To do:
Search the material for the string "Melendez" and copy each line where it occurs.

Records supplied:
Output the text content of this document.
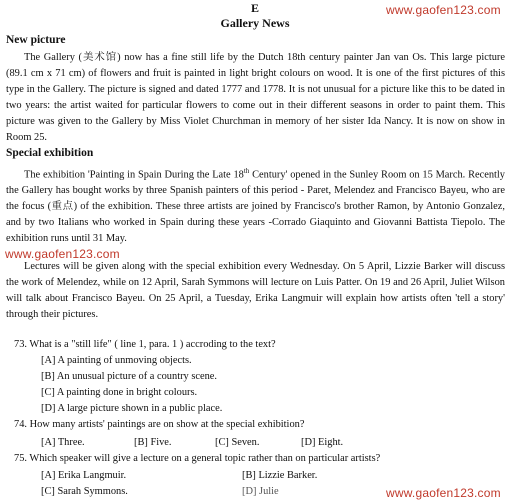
E	www.gaofen123.com
Gallery News
New picture

The Gallery (美术馆) now has a fine still life by the Dutch 18th century painter Jan van Os. This large picture (89.1 cm x 71 cm) of flowers and fruit is painted in light bright colours on wood. It is one of the first pictures of this type in the Gallery. The picture is signed and dated 1777 and 1778. It is not unusual for a picture like this to be dated in two years: the artist waited for particular flowers to come out in their different seasons in order to paint them. This picture was given to the Gallery by Miss Violet Churchman in memory of her sister Ida Nancy. It is now on show in Room 25.

Special exhibition

The exhibition 'Painting in Spain During the Late 18th Century' opened in the Sunley Room on 15 March. Recently the Gallery has bought works by three Spanish painters of this period - Paret, Melendez and Francisco Bayeu, who are the focus (重点) of the exhibition. These three artists are joined by Francisco's brother Ramon, by Antonio Gonzalez, and by two Italians who worked in Spain during these years -Corrado Giaquinto and Giovanni Battista Tiepolo. The exhibition runs until 31 May.

www.gaofen123.com

Lectures will be given along with the special exhibition every Wednesday. On 5 April, Lizzie Barker will discuss the work of Melendez, while on 12 April, Sarah Symmons will lecture on Luis Patter. On 19 and 26 April, Juliet Wilson will talk about Francisco Bayeu. On 25 April, a Tuesday, Erika Langmuir will explain how artists often 'tell a story' through their pictures.

73. What is a "still life" ( line 1, para. 1 ) accroding to the text?
[A] A painting of unmoving objects.
[B] An unusual picture of a country scene.
[C] A painting done in bright colours.
[D] A large picture shown in a public place.
74. How many artists' paintings are on show at the special exhibition?
[A] Three.	[B] Five.	[C] Seven.	[D] Eight.
75. Which speaker will give a lecture on a general topic rather than on particular artists?
[A] Erika Langmuir.	[B] Lizzie Barker.
[C] Sarah Symmons.	[D] Julie	www.gaofen123.com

Worked answer:
The exhibition 'Painting in Spain During the Late 18th Century' opened in the Sunley Room on 15 March. Recently the Gallery has bought works by three Spanish painters of this period - Paret, Melendez and Francisco Bayeu, who are the focus (重点) of the exhibition. These three artists are joined by Francisco's brother Ramon, by Antonio Gonzalez, and by two Italians who worked in Spain during these years -Corrado Giaquinto and Giovanni Battista Tiepolo. The exhibition runs until 31 May.
Lectures will be given along with the special exhibition every Wednesday. On 5 April, Lizzie Barker will discuss the work of Melendez, while on 12 April, Sarah Symmons will lecture on Luis Patter. On 19 and 26 April, Juliet Wilson will talk about Francisco Bayeu. On 25 April, a Tuesday, Erika Langmuir will explain how artists often 'tell a story' through their pictures.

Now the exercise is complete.